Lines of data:
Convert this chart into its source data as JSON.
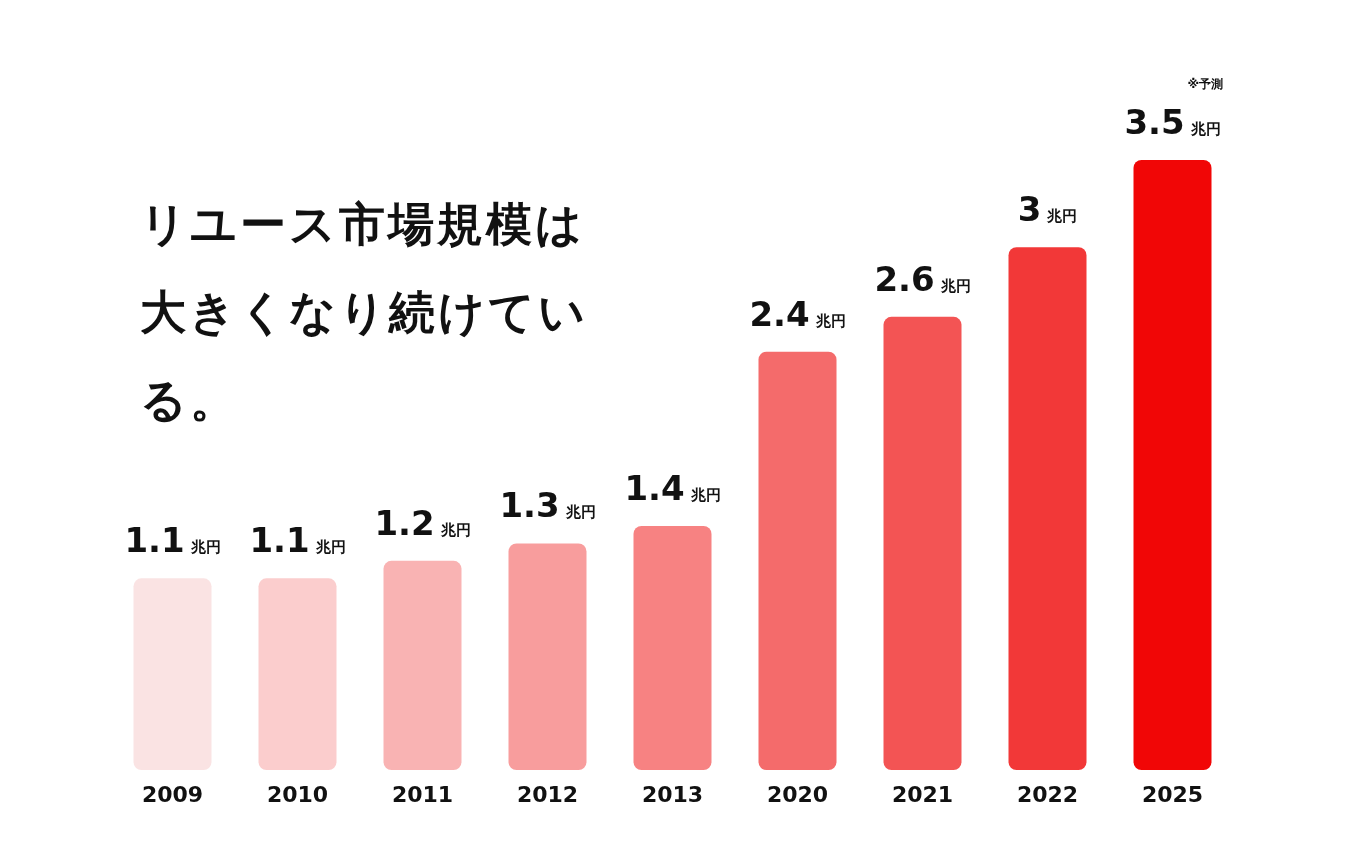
{
  "chart_data": {
    "type": "bar",
    "title": "リユース市場規模は大きくなり続けている。",
    "categories": [
      "2009",
      "2010",
      "2011",
      "2012",
      "2013",
      "2020",
      "2021",
      "2022",
      "2025"
    ],
    "values": [
      1.1,
      1.1,
      1.2,
      1.3,
      1.4,
      2.4,
      2.6,
      3,
      3.5
    ],
    "value_labels": [
      "1.1兆円",
      "1.1兆円",
      "1.2兆円",
      "1.3兆円",
      "1.4兆円",
      "2.4兆円",
      "2.6兆円",
      "3兆円",
      "3.5兆円"
    ],
    "colors": [
      "#fae3e3",
      "#fbcdcd",
      "#f9b3b3",
      "#f89d9d",
      "#f78282",
      "#f46b6b",
      "#f35454",
      "#f23838",
      "#f10606"
    ],
    "annotations": [
      "※予測"
    ]
  }
}
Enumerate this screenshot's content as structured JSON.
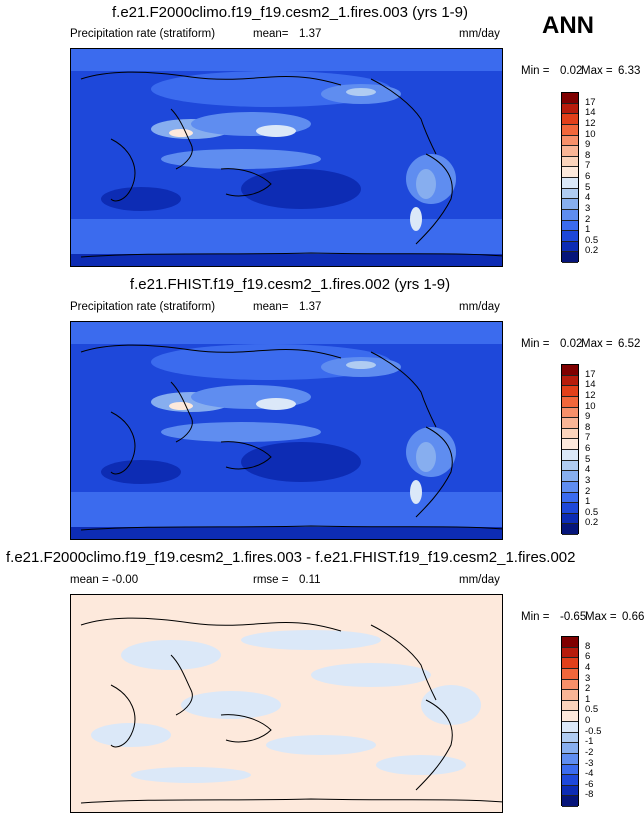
{
  "season": "ANN",
  "panels": [
    {
      "title": "f.e21.F2000climo.f19_f19.cesm2_1.fires.003 (yrs 1-9)",
      "left": "Precipitation rate (stratiform)",
      "middle_label": "mean=",
      "middle_value": "1.37",
      "right": "mm/day",
      "min_label": "Min =",
      "min_value": "0.02",
      "max_label": "Max =",
      "max_value": "6.33",
      "levels": [
        "17",
        "14",
        "12",
        "10",
        "9",
        "8",
        "7",
        "6",
        "5",
        "4",
        "3",
        "2",
        "1",
        "0.5",
        "0.2"
      ],
      "colors": [
        "#7f0000",
        "#b71c0c",
        "#e2401a",
        "#f2673b",
        "#f7906a",
        "#f9b596",
        "#fbd4bc",
        "#fde9dc",
        "#dbe8f8",
        "#b0ccf2",
        "#87aeef",
        "#5f8df0",
        "#3b6bee",
        "#1e48da",
        "#0d2cb4",
        "#06157a"
      ]
    },
    {
      "title": "f.e21.FHIST.f19_f19.cesm2_1.fires.002 (yrs 1-9)",
      "left": "Precipitation rate (stratiform)",
      "middle_label": "mean=",
      "middle_value": "1.37",
      "right": "mm/day",
      "min_label": "Min =",
      "min_value": "0.02",
      "max_label": "Max =",
      "max_value": "6.52",
      "levels": [
        "17",
        "14",
        "12",
        "10",
        "9",
        "8",
        "7",
        "6",
        "5",
        "4",
        "3",
        "2",
        "1",
        "0.5",
        "0.2"
      ],
      "colors": [
        "#7f0000",
        "#b71c0c",
        "#e2401a",
        "#f2673b",
        "#f7906a",
        "#f9b596",
        "#fbd4bc",
        "#fde9dc",
        "#dbe8f8",
        "#b0ccf2",
        "#87aeef",
        "#5f8df0",
        "#3b6bee",
        "#1e48da",
        "#0d2cb4",
        "#06157a"
      ]
    },
    {
      "title": "f.e21.F2000climo.f19_f19.cesm2_1.fires.003 - f.e21.FHIST.f19_f19.cesm2_1.fires.002",
      "left": "mean =  -0.00",
      "middle_label": "rmse =",
      "middle_value": "0.11",
      "right": "mm/day",
      "min_label": "Min =",
      "min_value": "-0.65",
      "max_label": "Max =",
      "max_value": "0.66",
      "levels": [
        "8",
        "6",
        "4",
        "3",
        "2",
        "1",
        "0.5",
        "0",
        "-0.5",
        "-1",
        "-2",
        "-3",
        "-4",
        "-6",
        "-8"
      ],
      "colors": [
        "#7f0000",
        "#b71c0c",
        "#e2401a",
        "#f2673b",
        "#f7906a",
        "#f9b596",
        "#fbd4bc",
        "#fde9dc",
        "#dbe8f8",
        "#b0ccf2",
        "#87aeef",
        "#5f8df0",
        "#3b6bee",
        "#1e48da",
        "#0d2cb4",
        "#06157a"
      ]
    }
  ],
  "chart_data": [
    {
      "type": "heatmap",
      "title": "f.e21.F2000climo.f19_f19.cesm2_1.fires.003 (yrs 1-9)",
      "variable": "Precipitation rate (stratiform)",
      "units": "mm/day",
      "mean": 1.37,
      "min": 0.02,
      "max": 6.33
    },
    {
      "type": "heatmap",
      "title": "f.e21.FHIST.f19_f19.cesm2_1.fires.002 (yrs 1-9)",
      "variable": "Precipitation rate (stratiform)",
      "units": "mm/day",
      "mean": 1.37,
      "min": 0.02,
      "max": 6.52
    },
    {
      "type": "heatmap",
      "title": "f.e21.F2000climo.f19_f19.cesm2_1.fires.003 - f.e21.FHIST.f19_f19.cesm2_1.fires.002",
      "units": "mm/day",
      "mean": -0.0,
      "rmse": 0.11,
      "min": -0.65,
      "max": 0.66
    }
  ]
}
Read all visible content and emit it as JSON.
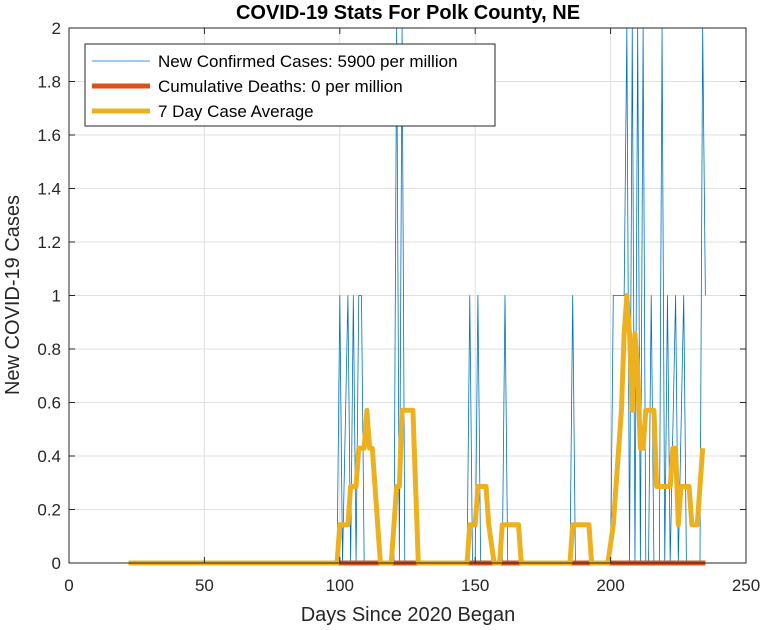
{
  "chart_data": {
    "type": "line",
    "title": "COVID-19 Stats For Polk County, NE",
    "xlabel": "Days Since 2020 Began",
    "ylabel": "New COVID-19 Cases",
    "xlim": [
      0,
      250
    ],
    "ylim": [
      0,
      2
    ],
    "xticks": [
      0,
      50,
      100,
      150,
      200,
      250
    ],
    "yticks": [
      0,
      0.2,
      0.4,
      0.6,
      0.8,
      1,
      1.2,
      1.4,
      1.6,
      1.8,
      2
    ],
    "grid": true,
    "legend_position": "top-left",
    "series": [
      {
        "name": "New Confirmed Cases: 5900 per million",
        "color": "#0072BD",
        "width": 0.8,
        "points": [
          [
            22,
            0
          ],
          [
            99,
            0
          ],
          [
            100,
            1
          ],
          [
            101,
            0
          ],
          [
            103,
            1
          ],
          [
            104,
            0
          ],
          [
            105,
            1
          ],
          [
            106,
            0
          ],
          [
            107,
            1
          ],
          [
            108,
            1
          ],
          [
            109,
            0
          ],
          [
            120,
            0
          ],
          [
            121,
            2
          ],
          [
            122,
            0
          ],
          [
            123,
            2
          ],
          [
            124,
            0
          ],
          [
            147,
            0
          ],
          [
            148,
            1
          ],
          [
            149,
            0
          ],
          [
            150,
            0
          ],
          [
            151,
            1
          ],
          [
            152,
            0
          ],
          [
            160,
            0
          ],
          [
            161,
            1
          ],
          [
            162,
            0
          ],
          [
            185,
            0
          ],
          [
            186,
            1
          ],
          [
            187,
            0
          ],
          [
            200,
            0
          ],
          [
            201,
            1
          ],
          [
            205,
            1
          ],
          [
            206,
            2
          ],
          [
            207,
            0
          ],
          [
            208,
            2
          ],
          [
            209,
            0
          ],
          [
            210,
            2
          ],
          [
            211,
            0
          ],
          [
            212,
            2
          ],
          [
            213,
            0
          ],
          [
            214,
            0
          ],
          [
            215,
            1
          ],
          [
            216,
            0
          ],
          [
            218,
            0
          ],
          [
            219,
            2
          ],
          [
            220,
            0
          ],
          [
            221,
            1
          ],
          [
            222,
            0
          ],
          [
            224,
            1
          ],
          [
            225,
            0
          ],
          [
            227,
            1
          ],
          [
            228,
            0
          ],
          [
            233,
            0
          ],
          [
            234,
            2
          ],
          [
            235,
            1
          ]
        ]
      },
      {
        "name": "Cumulative Deaths: 0 per million",
        "color": "#D95319",
        "width": 5,
        "points": [
          [
            22,
            0
          ],
          [
            235,
            0
          ]
        ]
      },
      {
        "name": "7 Day Case Average",
        "color": "#EDB120",
        "width": 5,
        "points": [
          [
            22,
            0
          ],
          [
            99,
            0
          ],
          [
            100,
            0.143
          ],
          [
            103,
            0.143
          ],
          [
            104,
            0.286
          ],
          [
            106,
            0.286
          ],
          [
            107,
            0.429
          ],
          [
            109,
            0.429
          ],
          [
            110,
            0.571
          ],
          [
            111,
            0.429
          ],
          [
            112,
            0.429
          ],
          [
            113,
            0.286
          ],
          [
            114,
            0.143
          ],
          [
            115,
            0
          ],
          [
            119,
            0
          ],
          [
            121,
            0.286
          ],
          [
            122,
            0.286
          ],
          [
            123,
            0.571
          ],
          [
            127,
            0.571
          ],
          [
            128,
            0.286
          ],
          [
            129,
            0
          ],
          [
            147,
            0
          ],
          [
            148,
            0.143
          ],
          [
            150,
            0.143
          ],
          [
            151,
            0.286
          ],
          [
            154,
            0.286
          ],
          [
            155,
            0.143
          ],
          [
            157,
            0
          ],
          [
            159,
            0
          ],
          [
            160,
            0.143
          ],
          [
            166,
            0.143
          ],
          [
            167,
            0
          ],
          [
            185,
            0
          ],
          [
            186,
            0.143
          ],
          [
            192,
            0.143
          ],
          [
            193,
            0
          ],
          [
            199,
            0
          ],
          [
            201,
            0.143
          ],
          [
            203,
            0.429
          ],
          [
            204,
            0.571
          ],
          [
            205,
            0.857
          ],
          [
            206,
            1.0
          ],
          [
            207,
            0.857
          ],
          [
            208,
            0.571
          ],
          [
            209,
            0.857
          ],
          [
            210,
            0.714
          ],
          [
            211,
            0.429
          ],
          [
            212,
            0.429
          ],
          [
            213,
            0.571
          ],
          [
            216,
            0.571
          ],
          [
            217,
            0.286
          ],
          [
            222,
            0.286
          ],
          [
            223,
            0.429
          ],
          [
            224,
            0.429
          ],
          [
            225,
            0.143
          ],
          [
            226,
            0.286
          ],
          [
            229,
            0.286
          ],
          [
            230,
            0.143
          ],
          [
            232,
            0.143
          ],
          [
            233,
            0.286
          ],
          [
            234,
            0.429
          ]
        ]
      }
    ]
  }
}
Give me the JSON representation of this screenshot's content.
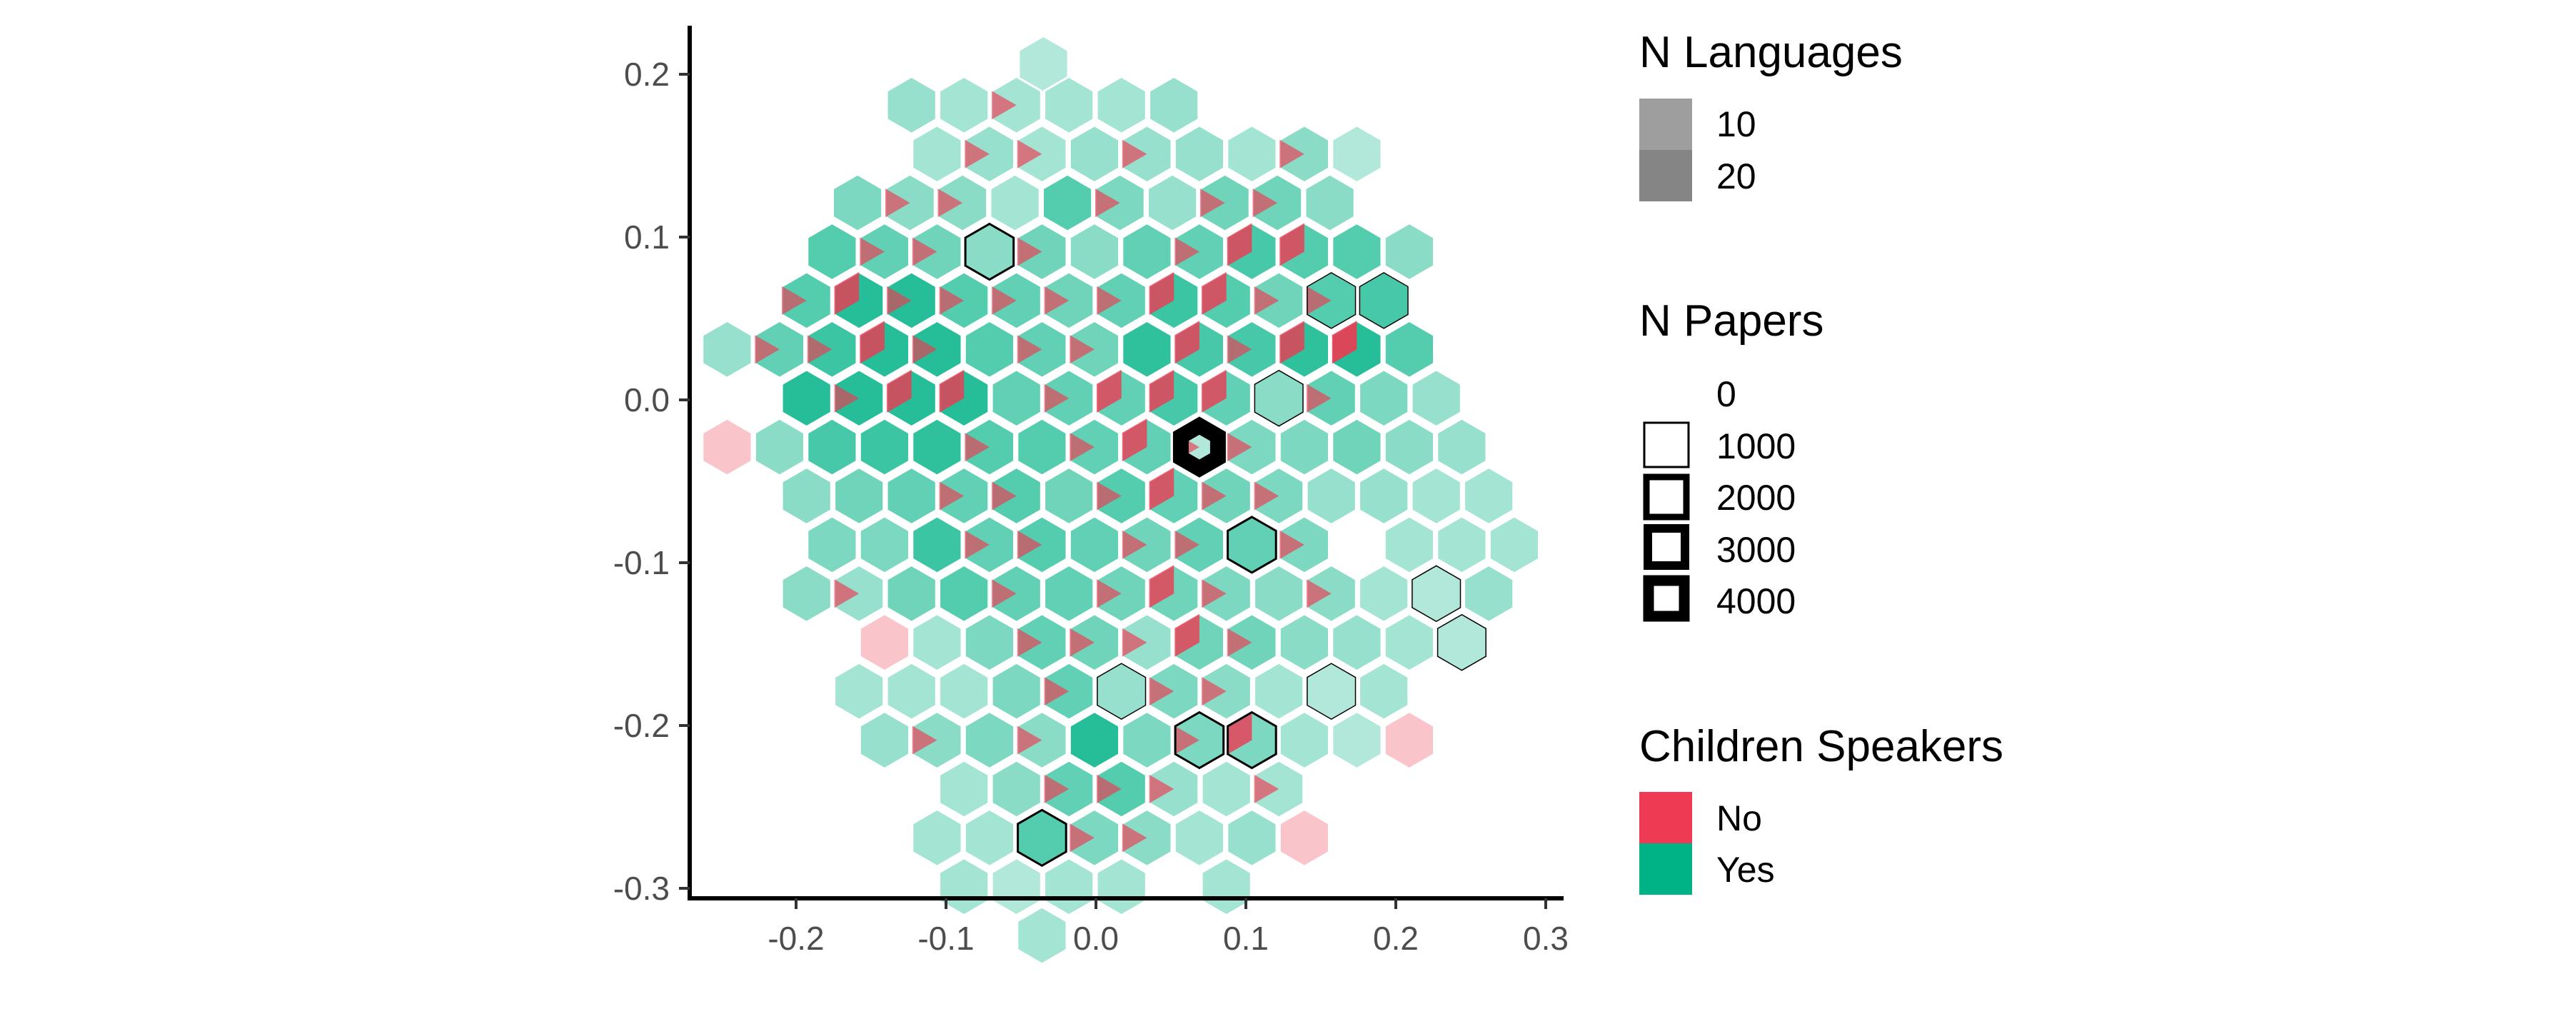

» **To do**: Check each line above for the word "million" and copy the ones that have it.

» **Exercise result**:
        "name": "New Confirmed Cases: 5900 per million",
        "name": "Cumulative Deaths: 0 per million",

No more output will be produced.